Recorded data:
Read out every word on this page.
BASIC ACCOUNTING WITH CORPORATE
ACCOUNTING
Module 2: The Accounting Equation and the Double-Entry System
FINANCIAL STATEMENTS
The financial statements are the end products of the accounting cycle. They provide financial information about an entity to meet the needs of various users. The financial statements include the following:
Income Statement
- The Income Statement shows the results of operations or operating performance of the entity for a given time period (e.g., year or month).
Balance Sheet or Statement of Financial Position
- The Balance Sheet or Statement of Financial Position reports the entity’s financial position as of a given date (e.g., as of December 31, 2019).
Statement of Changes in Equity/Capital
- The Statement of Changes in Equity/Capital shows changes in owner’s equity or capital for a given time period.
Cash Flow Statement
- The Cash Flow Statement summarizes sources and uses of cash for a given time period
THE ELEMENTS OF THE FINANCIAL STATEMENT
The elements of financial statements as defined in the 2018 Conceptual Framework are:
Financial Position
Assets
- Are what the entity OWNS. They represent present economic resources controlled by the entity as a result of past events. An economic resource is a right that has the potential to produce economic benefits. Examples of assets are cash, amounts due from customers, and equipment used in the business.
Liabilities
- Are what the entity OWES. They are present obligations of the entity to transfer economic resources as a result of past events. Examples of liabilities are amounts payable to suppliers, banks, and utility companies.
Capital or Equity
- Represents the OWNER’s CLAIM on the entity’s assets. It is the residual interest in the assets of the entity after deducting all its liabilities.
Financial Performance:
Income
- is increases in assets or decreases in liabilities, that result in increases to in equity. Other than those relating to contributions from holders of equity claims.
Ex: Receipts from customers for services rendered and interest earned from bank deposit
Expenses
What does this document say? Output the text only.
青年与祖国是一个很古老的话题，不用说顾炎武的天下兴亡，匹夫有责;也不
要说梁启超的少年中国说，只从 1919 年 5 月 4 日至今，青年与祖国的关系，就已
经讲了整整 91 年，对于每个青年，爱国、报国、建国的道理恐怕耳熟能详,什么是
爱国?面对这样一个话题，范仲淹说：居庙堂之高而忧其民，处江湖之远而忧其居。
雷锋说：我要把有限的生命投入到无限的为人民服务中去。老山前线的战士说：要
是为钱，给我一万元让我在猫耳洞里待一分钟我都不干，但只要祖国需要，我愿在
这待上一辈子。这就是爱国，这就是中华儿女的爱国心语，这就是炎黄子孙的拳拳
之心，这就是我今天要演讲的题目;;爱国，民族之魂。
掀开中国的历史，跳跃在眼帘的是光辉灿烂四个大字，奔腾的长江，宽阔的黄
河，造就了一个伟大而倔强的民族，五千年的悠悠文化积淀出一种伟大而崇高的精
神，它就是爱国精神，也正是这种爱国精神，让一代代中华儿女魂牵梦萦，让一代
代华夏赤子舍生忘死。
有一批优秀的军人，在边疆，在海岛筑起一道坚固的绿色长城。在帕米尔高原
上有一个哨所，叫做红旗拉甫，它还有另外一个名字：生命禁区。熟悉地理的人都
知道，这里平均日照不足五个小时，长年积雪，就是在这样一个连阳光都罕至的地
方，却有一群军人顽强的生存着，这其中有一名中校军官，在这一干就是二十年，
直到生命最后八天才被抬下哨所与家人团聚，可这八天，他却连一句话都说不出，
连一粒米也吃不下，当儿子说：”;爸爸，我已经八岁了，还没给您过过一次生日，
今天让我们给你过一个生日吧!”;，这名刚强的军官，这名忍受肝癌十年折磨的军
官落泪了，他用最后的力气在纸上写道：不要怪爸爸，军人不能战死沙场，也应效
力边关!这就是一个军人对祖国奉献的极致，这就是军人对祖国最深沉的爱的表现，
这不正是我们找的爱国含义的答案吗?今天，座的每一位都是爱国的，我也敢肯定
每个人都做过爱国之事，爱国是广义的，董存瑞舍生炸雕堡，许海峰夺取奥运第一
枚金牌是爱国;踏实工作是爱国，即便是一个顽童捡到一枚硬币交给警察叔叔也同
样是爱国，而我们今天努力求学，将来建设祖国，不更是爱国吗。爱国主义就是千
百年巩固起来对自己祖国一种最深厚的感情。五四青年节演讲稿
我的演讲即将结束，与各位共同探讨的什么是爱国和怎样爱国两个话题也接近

Aim:
Retype every record above exactly as written.

Task solution:
Read out every word on this page.
BASIC ACCOUNTING WITH CORPORATE
ACCOUNTING
Module 2: The Accounting Equation and the Double-Entry System
FINANCIAL STATEMENTS
The financial statements are the end products of the accounting cycle. They provide financial information about an entity to meet the needs of various users. The financial statements include the following:
Income Statement
- The Income Statement shows the results of operations or operating performance of the entity for a given time period (e.g., year or month).
Balance Sheet or Statement of Financial Position
- The Balance Sheet or Statement of Financial Position reports the entity’s financial position as of a given date (e.g., as of December 31, 2019).
Statement of Changes in Equity/Capital
- The Statement of Changes in Equity/Capital shows changes in owner’s equity or capital for a given time period.
Cash Flow Statement
- The Cash Flow Statement summarizes sources and uses of cash for a given time period
THE ELEMENTS OF THE FINANCIAL STATEMENT
The elements of financial statements as defined in the 2018 Conceptual Framework are:
Financial Position
Assets
- Are what the entity OWNS. They represent present economic resources controlled by the entity as a result of past events. An economic resource is a right that has the potential to produce economic benefits. Examples of assets are cash, amounts due from customers, and equipment used in the business.
Liabilities
- Are what the entity OWES. They are present obligations of the entity to transfer economic resources as a result of past events. Examples of liabilities are amounts payable to suppliers, banks, and utility companies.
Capital or Equity
- Represents the OWNER’s CLAIM on the entity’s assets. It is the residual interest in the assets of the entity after deducting all its liabilities.
Financial Performance:
Income
- is increases in assets or decreases in liabilities, that result in increases to in equity. Other than those relating to contributions from holders of equity claims.
Ex: Receipts from customers for services rendered and interest earned from bank deposit
Expenses
What does this document say? Output the text only.
青年与祖国是一个很古老的话题，不用说顾炎武的天下兴亡，匹夫有责;也不
要说梁启超的少年中国说，只从 1919 年 5 月 4 日至今，青年与祖国的关系，就已
经讲了整整 91 年，对于每个青年，爱国、报国、建国的道理恐怕耳熟能详,什么是
爱国?面对这样一个话题，范仲淹说：居庙堂之高而忧其民，处江湖之远而忧其居。
雷锋说：我要把有限的生命投入到无限的为人民服务中去。老山前线的战士说：要
是为钱，给我一万元让我在猫耳洞里待一分钟我都不干，但只要祖国需要，我愿在
这待上一辈子。这就是爱国，这就是中华儿女的爱国心语，这就是炎黄子孙的拳拳
之心，这就是我今天要演讲的题目;;爱国，民族之魂。
掀开中国的历史，跳跃在眼帘的是光辉灿烂四个大字，奔腾的长江，宽阔的黄
河，造就了一个伟大而倔强的民族，五千年的悠悠文化积淀出一种伟大而崇高的精
神，它就是爱国精神，也正是这种爱国精神，让一代代中华儿女魂牵梦萦，让一代
代华夏赤子舍生忘死。
有一批优秀的军人，在边疆，在海岛筑起一道坚固的绿色长城。在帕米尔高原
上有一个哨所，叫做红旗拉甫，它还有另外一个名字：生命禁区。熟悉地理的人都
知道，这里平均日照不足五个小时，长年积雪，就是在这样一个连阳光都罕至的地
方，却有一群军人顽强的生存着，这其中有一名中校军官，在这一干就是二十年，
直到生命最后八天才被抬下哨所与家人团聚，可这八天，他却连一句话都说不出，
连一粒米也吃不下，当儿子说：”;爸爸，我已经八岁了，还没给您过过一次生日，
今天让我们给你过一个生日吧!”;，这名刚强的军官，这名忍受肝癌十年折磨的军
官落泪了，他用最后的力气在纸上写道：不要怪爸爸，军人不能战死沙场，也应效
力边关!这就是一个军人对祖国奉献的极致，这就是军人对祖国最深沉的爱的表现，
这不正是我们找的爱国含义的答案吗?今天，座的每一位都是爱国的，我也敢肯定
每个人都做过爱国之事，爱国是广义的，董存瑞舍生炸雕堡，许海峰夺取奥运第一
枚金牌是爱国;踏实工作是爱国，即便是一个顽童捡到一枚硬币交给警察叔叔也同
样是爱国，而我们今天努力求学，将来建设祖国，不更是爱国吗。爱国主义就是千
百年巩固起来对自己祖国一种最深厚的感情。五四青年节演讲稿
我的演讲即将结束，与各位共同探讨的什么是爱国和怎样爱国两个话题也接近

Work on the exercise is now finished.